(Stored items)
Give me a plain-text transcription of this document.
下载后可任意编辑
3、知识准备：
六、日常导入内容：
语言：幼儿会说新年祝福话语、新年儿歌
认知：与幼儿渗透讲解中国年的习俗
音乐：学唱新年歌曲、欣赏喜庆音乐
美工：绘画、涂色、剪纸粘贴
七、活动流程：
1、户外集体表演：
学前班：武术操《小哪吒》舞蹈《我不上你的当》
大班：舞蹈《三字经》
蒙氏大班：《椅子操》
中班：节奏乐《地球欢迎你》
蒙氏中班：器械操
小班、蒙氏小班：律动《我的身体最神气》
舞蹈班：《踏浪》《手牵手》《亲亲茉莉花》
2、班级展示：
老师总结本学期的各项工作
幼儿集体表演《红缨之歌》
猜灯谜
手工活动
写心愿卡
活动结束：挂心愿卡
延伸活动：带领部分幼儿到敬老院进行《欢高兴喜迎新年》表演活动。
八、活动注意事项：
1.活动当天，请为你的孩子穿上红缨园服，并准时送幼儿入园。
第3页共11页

--

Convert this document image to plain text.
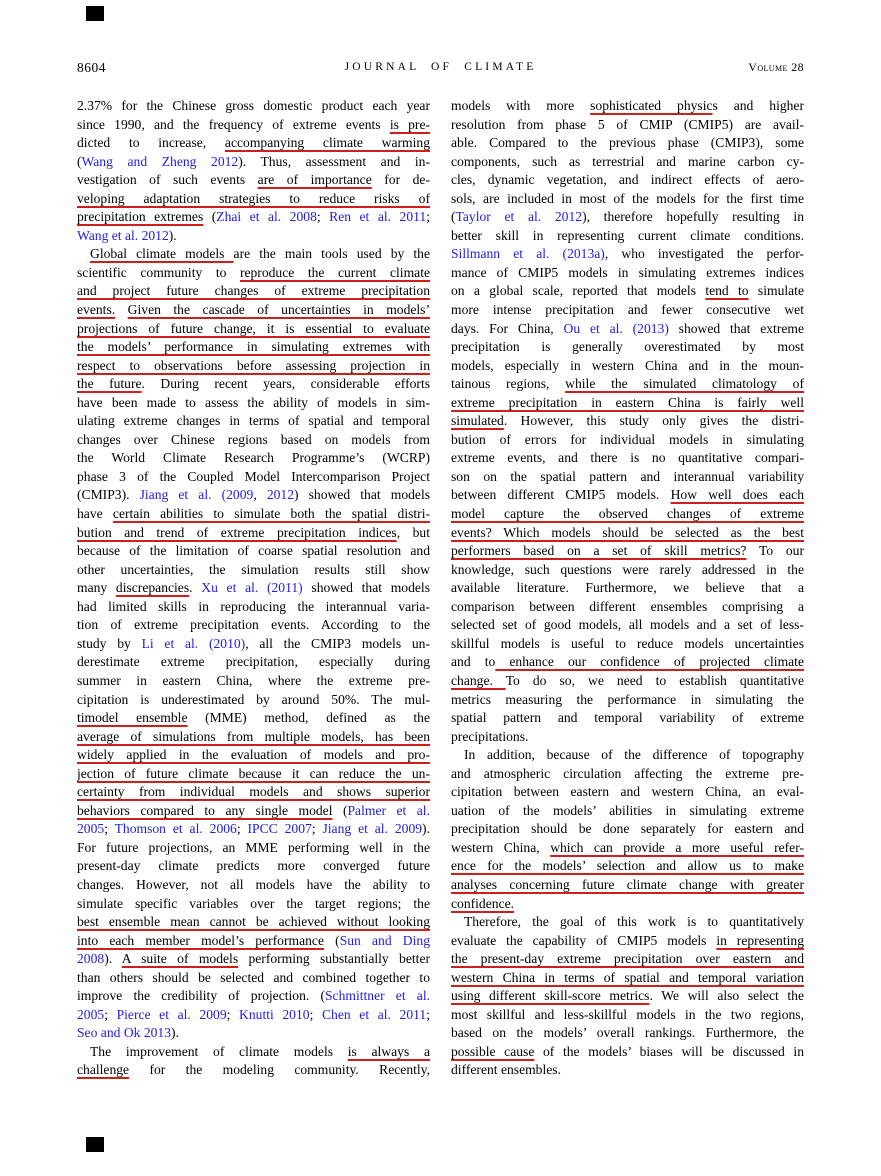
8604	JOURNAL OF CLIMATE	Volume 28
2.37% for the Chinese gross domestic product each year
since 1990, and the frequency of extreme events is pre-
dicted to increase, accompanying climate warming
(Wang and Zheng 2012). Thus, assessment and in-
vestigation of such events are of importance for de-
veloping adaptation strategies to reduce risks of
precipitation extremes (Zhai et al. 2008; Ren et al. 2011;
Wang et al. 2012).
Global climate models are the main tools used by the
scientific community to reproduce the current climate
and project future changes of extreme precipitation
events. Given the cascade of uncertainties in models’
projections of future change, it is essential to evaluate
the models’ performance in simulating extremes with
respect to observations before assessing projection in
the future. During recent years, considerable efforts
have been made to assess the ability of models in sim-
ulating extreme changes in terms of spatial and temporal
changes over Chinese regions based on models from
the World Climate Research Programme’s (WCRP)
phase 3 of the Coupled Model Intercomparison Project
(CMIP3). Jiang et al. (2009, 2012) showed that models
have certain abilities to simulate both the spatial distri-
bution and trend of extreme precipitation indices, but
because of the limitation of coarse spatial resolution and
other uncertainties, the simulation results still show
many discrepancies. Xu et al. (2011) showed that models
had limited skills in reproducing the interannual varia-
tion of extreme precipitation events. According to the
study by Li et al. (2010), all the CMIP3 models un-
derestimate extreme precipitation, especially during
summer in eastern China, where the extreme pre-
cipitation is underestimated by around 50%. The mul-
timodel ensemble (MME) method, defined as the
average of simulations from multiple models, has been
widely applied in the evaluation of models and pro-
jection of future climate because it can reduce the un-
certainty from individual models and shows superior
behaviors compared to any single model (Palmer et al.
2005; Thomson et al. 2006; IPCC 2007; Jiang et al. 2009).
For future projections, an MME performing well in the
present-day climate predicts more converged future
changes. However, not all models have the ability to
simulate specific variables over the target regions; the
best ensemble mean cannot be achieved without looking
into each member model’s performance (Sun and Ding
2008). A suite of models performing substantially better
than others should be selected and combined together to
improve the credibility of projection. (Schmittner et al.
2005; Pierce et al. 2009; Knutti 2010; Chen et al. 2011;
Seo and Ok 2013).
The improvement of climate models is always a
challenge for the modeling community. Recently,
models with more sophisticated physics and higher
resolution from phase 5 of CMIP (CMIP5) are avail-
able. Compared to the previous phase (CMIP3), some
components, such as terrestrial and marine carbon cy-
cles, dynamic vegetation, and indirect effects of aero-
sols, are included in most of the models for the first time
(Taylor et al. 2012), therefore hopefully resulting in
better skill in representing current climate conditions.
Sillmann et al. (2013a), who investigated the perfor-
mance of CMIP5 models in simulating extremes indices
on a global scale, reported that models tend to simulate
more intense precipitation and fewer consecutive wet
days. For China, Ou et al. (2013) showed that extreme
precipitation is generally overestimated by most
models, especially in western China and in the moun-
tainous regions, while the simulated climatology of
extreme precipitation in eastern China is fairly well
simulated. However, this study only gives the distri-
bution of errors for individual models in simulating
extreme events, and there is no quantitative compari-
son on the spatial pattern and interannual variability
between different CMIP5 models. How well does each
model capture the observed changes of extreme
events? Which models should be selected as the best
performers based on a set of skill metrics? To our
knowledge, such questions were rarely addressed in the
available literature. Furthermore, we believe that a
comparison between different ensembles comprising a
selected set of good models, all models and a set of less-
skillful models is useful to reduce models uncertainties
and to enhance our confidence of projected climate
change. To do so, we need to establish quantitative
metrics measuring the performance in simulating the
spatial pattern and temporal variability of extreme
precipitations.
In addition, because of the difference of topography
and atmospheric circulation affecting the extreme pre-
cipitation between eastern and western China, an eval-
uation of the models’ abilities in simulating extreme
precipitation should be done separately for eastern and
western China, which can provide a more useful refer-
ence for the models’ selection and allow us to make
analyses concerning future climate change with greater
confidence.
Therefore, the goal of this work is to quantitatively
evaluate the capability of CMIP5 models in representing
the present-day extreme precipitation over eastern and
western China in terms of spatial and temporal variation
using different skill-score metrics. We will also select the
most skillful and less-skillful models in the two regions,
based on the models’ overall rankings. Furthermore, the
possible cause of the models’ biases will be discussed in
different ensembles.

● **Your goal**
Each line of the material above either contains the word "showed" or does not; state how many do, and nothing else.

● **Right answer**
3